_WORK REQUIRED_. Repeat the entries beneath in their entirety, precisely as given.

_EXERCISE INPUTS_.
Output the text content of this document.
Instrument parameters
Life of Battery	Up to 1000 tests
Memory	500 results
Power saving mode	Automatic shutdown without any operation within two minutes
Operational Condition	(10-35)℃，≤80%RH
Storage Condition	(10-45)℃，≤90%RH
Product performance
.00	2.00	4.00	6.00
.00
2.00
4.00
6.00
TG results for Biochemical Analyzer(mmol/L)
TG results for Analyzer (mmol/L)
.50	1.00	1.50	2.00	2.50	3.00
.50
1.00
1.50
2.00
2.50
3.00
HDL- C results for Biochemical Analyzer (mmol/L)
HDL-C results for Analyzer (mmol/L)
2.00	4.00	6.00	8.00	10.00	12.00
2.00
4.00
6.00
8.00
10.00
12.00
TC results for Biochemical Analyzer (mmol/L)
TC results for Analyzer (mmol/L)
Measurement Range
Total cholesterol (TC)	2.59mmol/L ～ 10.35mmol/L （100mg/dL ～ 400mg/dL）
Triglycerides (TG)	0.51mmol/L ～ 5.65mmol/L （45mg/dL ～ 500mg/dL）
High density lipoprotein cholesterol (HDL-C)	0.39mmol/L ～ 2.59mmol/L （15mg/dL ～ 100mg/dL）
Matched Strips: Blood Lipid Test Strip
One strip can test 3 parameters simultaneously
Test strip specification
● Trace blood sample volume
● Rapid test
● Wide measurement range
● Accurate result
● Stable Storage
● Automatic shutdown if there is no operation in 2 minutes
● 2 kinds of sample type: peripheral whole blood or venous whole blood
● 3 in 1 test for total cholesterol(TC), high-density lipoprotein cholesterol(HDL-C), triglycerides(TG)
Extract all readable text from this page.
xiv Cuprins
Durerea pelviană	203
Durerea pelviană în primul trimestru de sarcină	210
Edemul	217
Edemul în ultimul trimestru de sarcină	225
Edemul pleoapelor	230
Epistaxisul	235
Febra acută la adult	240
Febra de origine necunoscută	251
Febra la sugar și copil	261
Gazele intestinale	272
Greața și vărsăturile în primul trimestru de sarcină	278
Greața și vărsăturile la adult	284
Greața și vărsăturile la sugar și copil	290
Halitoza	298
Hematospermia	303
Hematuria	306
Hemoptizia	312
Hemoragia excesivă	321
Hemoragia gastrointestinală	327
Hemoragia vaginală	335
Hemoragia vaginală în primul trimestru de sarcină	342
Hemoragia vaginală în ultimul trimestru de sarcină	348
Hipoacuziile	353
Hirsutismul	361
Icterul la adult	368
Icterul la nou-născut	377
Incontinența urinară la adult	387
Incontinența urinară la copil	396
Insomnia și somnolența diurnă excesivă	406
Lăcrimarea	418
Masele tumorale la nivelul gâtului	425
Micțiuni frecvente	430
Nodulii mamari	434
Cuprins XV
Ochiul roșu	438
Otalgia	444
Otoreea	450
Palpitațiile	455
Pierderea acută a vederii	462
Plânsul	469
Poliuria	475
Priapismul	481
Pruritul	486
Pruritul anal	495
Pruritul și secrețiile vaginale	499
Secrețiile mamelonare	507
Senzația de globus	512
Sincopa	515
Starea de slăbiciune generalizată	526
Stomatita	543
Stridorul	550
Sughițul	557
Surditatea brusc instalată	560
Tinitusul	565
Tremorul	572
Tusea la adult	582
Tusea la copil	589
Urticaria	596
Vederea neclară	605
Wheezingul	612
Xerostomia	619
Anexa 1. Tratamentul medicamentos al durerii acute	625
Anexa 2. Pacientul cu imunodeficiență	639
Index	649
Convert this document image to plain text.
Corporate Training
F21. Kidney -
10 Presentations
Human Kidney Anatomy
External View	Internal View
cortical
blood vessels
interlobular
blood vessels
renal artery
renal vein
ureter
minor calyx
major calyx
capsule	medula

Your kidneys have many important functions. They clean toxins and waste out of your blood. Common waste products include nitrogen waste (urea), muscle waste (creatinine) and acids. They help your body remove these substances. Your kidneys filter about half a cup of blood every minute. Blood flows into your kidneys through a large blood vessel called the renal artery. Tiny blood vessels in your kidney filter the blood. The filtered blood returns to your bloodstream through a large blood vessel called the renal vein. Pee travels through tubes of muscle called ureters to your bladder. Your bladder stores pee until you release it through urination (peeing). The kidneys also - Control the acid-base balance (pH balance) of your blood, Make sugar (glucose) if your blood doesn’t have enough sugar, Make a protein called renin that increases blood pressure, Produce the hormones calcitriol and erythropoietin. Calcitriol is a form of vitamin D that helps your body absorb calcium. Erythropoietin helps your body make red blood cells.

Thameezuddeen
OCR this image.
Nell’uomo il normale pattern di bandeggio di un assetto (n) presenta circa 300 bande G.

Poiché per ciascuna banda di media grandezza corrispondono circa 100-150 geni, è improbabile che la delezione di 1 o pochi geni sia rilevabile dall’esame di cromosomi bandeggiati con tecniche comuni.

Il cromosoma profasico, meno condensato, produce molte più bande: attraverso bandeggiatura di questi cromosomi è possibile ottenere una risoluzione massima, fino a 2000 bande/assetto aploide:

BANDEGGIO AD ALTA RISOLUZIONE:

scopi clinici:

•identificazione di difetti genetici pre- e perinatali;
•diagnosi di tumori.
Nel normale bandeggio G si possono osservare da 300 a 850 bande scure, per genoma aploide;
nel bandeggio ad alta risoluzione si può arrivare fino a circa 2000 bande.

_TASK OUTPUT_.
Output the text content of this document.
Instrument parameters
Life of Battery	Up to 1000 tests
Memory	500 results
Power saving mode	Automatic shutdown without any operation within two minutes
Operational Condition	(10-35)℃，≤80%RH
Storage Condition	(10-45)℃，≤90%RH
Product performance
.00	2.00	4.00	6.00
.00
2.00
4.00
6.00
TG results for Biochemical Analyzer(mmol/L)
TG results for Analyzer (mmol/L)
.50	1.00	1.50	2.00	2.50	3.00
.50
1.00
1.50
2.00
2.50
3.00
HDL- C results for Biochemical Analyzer (mmol/L)
HDL-C results for Analyzer (mmol/L)
2.00	4.00	6.00	8.00	10.00	12.00
2.00
4.00
6.00
8.00
10.00
12.00
TC results for Biochemical Analyzer (mmol/L)
TC results for Analyzer (mmol/L)
Measurement Range
Total cholesterol (TC)	2.59mmol/L ～ 10.35mmol/L （100mg/dL ～ 400mg/dL）
Triglycerides (TG)	0.51mmol/L ～ 5.65mmol/L （45mg/dL ～ 500mg/dL）
High density lipoprotein cholesterol (HDL-C)	0.39mmol/L ～ 2.59mmol/L （15mg/dL ～ 100mg/dL）
Matched Strips: Blood Lipid Test Strip
One strip can test 3 parameters simultaneously
Test strip specification
● Trace blood sample volume
● Rapid test
● Wide measurement range
● Accurate result
● Stable Storage
● Automatic shutdown if there is no operation in 2 minutes
● 2 kinds of sample type: peripheral whole blood or venous whole blood
● 3 in 1 test for total cholesterol(TC), high-density lipoprotein cholesterol(HDL-C), triglycerides(TG)
Extract all readable text from this page.
xiv Cuprins
Durerea pelviană	203
Durerea pelviană în primul trimestru de sarcină	210
Edemul	217
Edemul în ultimul trimestru de sarcină	225
Edemul pleoapelor	230
Epistaxisul	235
Febra acută la adult	240
Febra de origine necunoscută	251
Febra la sugar și copil	261
Gazele intestinale	272
Greața și vărsăturile în primul trimestru de sarcină	278
Greața și vărsăturile la adult	284
Greața și vărsăturile la sugar și copil	290
Halitoza	298
Hematospermia	303
Hematuria	306
Hemoptizia	312
Hemoragia excesivă	321
Hemoragia gastrointestinală	327
Hemoragia vaginală	335
Hemoragia vaginală în primul trimestru de sarcină	342
Hemoragia vaginală în ultimul trimestru de sarcină	348
Hipoacuziile	353
Hirsutismul	361
Icterul la adult	368
Icterul la nou-născut	377
Incontinența urinară la adult	387
Incontinența urinară la copil	396
Insomnia și somnolența diurnă excesivă	406
Lăcrimarea	418
Masele tumorale la nivelul gâtului	425
Micțiuni frecvente	430
Nodulii mamari	434
Cuprins XV
Ochiul roșu	438
Otalgia	444
Otoreea	450
Palpitațiile	455
Pierderea acută a vederii	462
Plânsul	469
Poliuria	475
Priapismul	481
Pruritul	486
Pruritul anal	495
Pruritul și secrețiile vaginale	499
Secrețiile mamelonare	507
Senzația de globus	512
Sincopa	515
Starea de slăbiciune generalizată	526
Stomatita	543
Stridorul	550
Sughițul	557
Surditatea brusc instalată	560
Tinitusul	565
Tremorul	572
Tusea la adult	582
Tusea la copil	589
Urticaria	596
Vederea neclară	605
Wheezingul	612
Xerostomia	619
Anexa 1. Tratamentul medicamentos al durerii acute	625
Anexa 2. Pacientul cu imunodeficiență	639
Index	649
Convert this document image to plain text.
Corporate Training
F21. Kidney -
10 Presentations
Human Kidney Anatomy
External View	Internal View
cortical
blood vessels
interlobular
blood vessels
renal artery
renal vein
ureter
minor calyx
major calyx
capsule	medula

Your kidneys have many important functions. They clean toxins and waste out of your blood. Common waste products include nitrogen waste (urea), muscle waste (creatinine) and acids. They help your body remove these substances. Your kidneys filter about half a cup of blood every minute. Blood flows into your kidneys through a large blood vessel called the renal artery. Tiny blood vessels in your kidney filter the blood. The filtered blood returns to your bloodstream through a large blood vessel called the renal vein. Pee travels through tubes of muscle called ureters to your bladder. Your bladder stores pee until you release it through urination (peeing). The kidneys also - Control the acid-base balance (pH balance) of your blood, Make sugar (glucose) if your blood doesn’t have enough sugar, Make a protein called renin that increases blood pressure, Produce the hormones calcitriol and erythropoietin. Calcitriol is a form of vitamin D that helps your body absorb calcium. Erythropoietin helps your body make red blood cells.

Thameezuddeen
OCR this image.
Nell’uomo il normale pattern di bandeggio di un assetto (n) presenta circa 300 bande G.

Poiché per ciascuna banda di media grandezza corrispondono circa 100-150 geni, è improbabile che la delezione di 1 o pochi geni sia rilevabile dall’esame di cromosomi bandeggiati con tecniche comuni.

Il cromosoma profasico, meno condensato, produce molte più bande: attraverso bandeggiatura di questi cromosomi è possibile ottenere una risoluzione massima, fino a 2000 bande/assetto aploide:

BANDEGGIO AD ALTA RISOLUZIONE:

scopi clinici:

•identificazione di difetti genetici pre- e perinatali;
•diagnosi di tumori.
Nel normale bandeggio G si possono osservare da 300 a 850 bande scure, per genoma aploide;
nel bandeggio ad alta risoluzione si può arrivare fino a circa 2000 bande.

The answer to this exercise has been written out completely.